Goal: Extract all data as written.

Data for processing:

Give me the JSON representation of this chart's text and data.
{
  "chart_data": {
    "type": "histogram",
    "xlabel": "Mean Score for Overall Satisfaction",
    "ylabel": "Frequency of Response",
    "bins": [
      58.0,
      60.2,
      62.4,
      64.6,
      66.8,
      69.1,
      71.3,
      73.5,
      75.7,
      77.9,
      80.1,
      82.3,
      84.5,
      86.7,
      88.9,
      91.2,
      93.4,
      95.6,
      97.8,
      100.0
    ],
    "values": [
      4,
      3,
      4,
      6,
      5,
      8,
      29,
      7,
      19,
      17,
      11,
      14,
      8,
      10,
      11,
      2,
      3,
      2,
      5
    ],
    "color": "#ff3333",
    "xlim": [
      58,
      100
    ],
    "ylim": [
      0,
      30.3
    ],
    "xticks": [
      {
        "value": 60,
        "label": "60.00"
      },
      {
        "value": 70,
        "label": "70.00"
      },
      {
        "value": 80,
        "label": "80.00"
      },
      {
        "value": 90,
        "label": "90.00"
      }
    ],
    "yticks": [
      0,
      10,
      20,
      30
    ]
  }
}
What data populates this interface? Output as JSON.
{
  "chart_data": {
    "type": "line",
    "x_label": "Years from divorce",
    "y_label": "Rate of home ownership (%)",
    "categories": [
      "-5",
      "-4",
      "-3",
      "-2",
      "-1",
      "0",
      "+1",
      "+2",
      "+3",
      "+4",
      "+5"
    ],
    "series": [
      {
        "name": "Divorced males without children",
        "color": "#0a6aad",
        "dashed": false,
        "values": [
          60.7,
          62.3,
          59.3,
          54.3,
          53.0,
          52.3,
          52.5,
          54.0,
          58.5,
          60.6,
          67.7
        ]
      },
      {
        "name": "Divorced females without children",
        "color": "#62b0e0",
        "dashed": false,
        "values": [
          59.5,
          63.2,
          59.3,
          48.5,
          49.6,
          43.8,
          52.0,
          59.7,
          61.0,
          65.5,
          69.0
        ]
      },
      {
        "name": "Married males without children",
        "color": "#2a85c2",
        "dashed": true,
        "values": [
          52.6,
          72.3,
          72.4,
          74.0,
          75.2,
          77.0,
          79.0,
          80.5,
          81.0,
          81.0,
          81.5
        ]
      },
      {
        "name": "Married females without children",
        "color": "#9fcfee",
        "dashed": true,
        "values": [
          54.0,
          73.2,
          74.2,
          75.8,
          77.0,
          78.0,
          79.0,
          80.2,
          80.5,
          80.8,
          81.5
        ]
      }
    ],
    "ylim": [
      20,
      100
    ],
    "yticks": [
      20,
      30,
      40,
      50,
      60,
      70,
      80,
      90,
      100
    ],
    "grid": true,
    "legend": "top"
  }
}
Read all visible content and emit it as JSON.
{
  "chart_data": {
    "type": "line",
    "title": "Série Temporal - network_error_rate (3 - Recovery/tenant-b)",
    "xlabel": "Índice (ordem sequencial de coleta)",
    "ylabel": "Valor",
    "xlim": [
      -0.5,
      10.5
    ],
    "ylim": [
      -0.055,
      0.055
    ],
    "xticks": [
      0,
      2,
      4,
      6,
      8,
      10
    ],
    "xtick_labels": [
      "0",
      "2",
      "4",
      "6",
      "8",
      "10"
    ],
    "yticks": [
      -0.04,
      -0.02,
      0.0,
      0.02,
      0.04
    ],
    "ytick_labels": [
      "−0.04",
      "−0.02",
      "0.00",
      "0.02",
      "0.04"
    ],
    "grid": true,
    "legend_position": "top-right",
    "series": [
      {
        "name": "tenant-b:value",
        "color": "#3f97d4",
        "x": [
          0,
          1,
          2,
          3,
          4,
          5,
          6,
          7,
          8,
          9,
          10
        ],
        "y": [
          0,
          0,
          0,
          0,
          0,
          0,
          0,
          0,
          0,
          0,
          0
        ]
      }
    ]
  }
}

Answer to the task:
Give me the JSON representation of this chart's text and data.
{
  "chart_data": {
    "type": "histogram",
    "xlabel": "Mean Score for Overall Satisfaction",
    "ylabel": "Frequency of Response",
    "bins": [
      58.0,
      60.2,
      62.4,
      64.6,
      66.8,
      69.1,
      71.3,
      73.5,
      75.7,
      77.9,
      80.1,
      82.3,
      84.5,
      86.7,
      88.9,
      91.2,
      93.4,
      95.6,
      97.8,
      100.0
    ],
    "values": [
      4,
      3,
      4,
      6,
      5,
      8,
      29,
      7,
      19,
      17,
      11,
      14,
      8,
      10,
      11,
      2,
      3,
      2,
      5
    ],
    "color": "#ff3333",
    "xlim": [
      58,
      100
    ],
    "ylim": [
      0,
      30.3
    ],
    "xticks": [
      {
        "value": 60,
        "label": "60.00"
      },
      {
        "value": 70,
        "label": "70.00"
      },
      {
        "value": 80,
        "label": "80.00"
      },
      {
        "value": 90,
        "label": "90.00"
      }
    ],
    "yticks": [
      0,
      10,
      20,
      30
    ]
  }
}
What data populates this interface? Output as JSON.
{
  "chart_data": {
    "type": "line",
    "x_label": "Years from divorce",
    "y_label": "Rate of home ownership (%)",
    "categories": [
      "-5",
      "-4",
      "-3",
      "-2",
      "-1",
      "0",
      "+1",
      "+2",
      "+3",
      "+4",
      "+5"
    ],
    "series": [
      {
        "name": "Divorced males without children",
        "color": "#0a6aad",
        "dashed": false,
        "values": [
          60.7,
          62.3,
          59.3,
          54.3,
          53.0,
          52.3,
          52.5,
          54.0,
          58.5,
          60.6,
          67.7
        ]
      },
      {
        "name": "Divorced females without children",
        "color": "#62b0e0",
        "dashed": false,
        "values": [
          59.5,
          63.2,
          59.3,
          48.5,
          49.6,
          43.8,
          52.0,
          59.7,
          61.0,
          65.5,
          69.0
        ]
      },
      {
        "name": "Married males without children",
        "color": "#2a85c2",
        "dashed": true,
        "values": [
          52.6,
          72.3,
          72.4,
          74.0,
          75.2,
          77.0,
          79.0,
          80.5,
          81.0,
          81.0,
          81.5
        ]
      },
      {
        "name": "Married females without children",
        "color": "#9fcfee",
        "dashed": true,
        "values": [
          54.0,
          73.2,
          74.2,
          75.8,
          77.0,
          78.0,
          79.0,
          80.2,
          80.5,
          80.8,
          81.5
        ]
      }
    ],
    "ylim": [
      20,
      100
    ],
    "yticks": [
      20,
      30,
      40,
      50,
      60,
      70,
      80,
      90,
      100
    ],
    "grid": true,
    "legend": "top"
  }
}
Read all visible content and emit it as JSON.
{
  "chart_data": {
    "type": "line",
    "title": "Série Temporal - network_error_rate (3 - Recovery/tenant-b)",
    "xlabel": "Índice (ordem sequencial de coleta)",
    "ylabel": "Valor",
    "xlim": [
      -0.5,
      10.5
    ],
    "ylim": [
      -0.055,
      0.055
    ],
    "xticks": [
      0,
      2,
      4,
      6,
      8,
      10
    ],
    "xtick_labels": [
      "0",
      "2",
      "4",
      "6",
      "8",
      "10"
    ],
    "yticks": [
      -0.04,
      -0.02,
      0.0,
      0.02,
      0.04
    ],
    "ytick_labels": [
      "−0.04",
      "−0.02",
      "0.00",
      "0.02",
      "0.04"
    ],
    "grid": true,
    "legend_position": "top-right",
    "series": [
      {
        "name": "tenant-b:value",
        "color": "#3f97d4",
        "x": [
          0,
          1,
          2,
          3,
          4,
          5,
          6,
          7,
          8,
          9,
          10
        ],
        "y": [
          0,
          0,
          0,
          0,
          0,
          0,
          0,
          0,
          0,
          0,
          0
        ]
      }
    ]
  }
}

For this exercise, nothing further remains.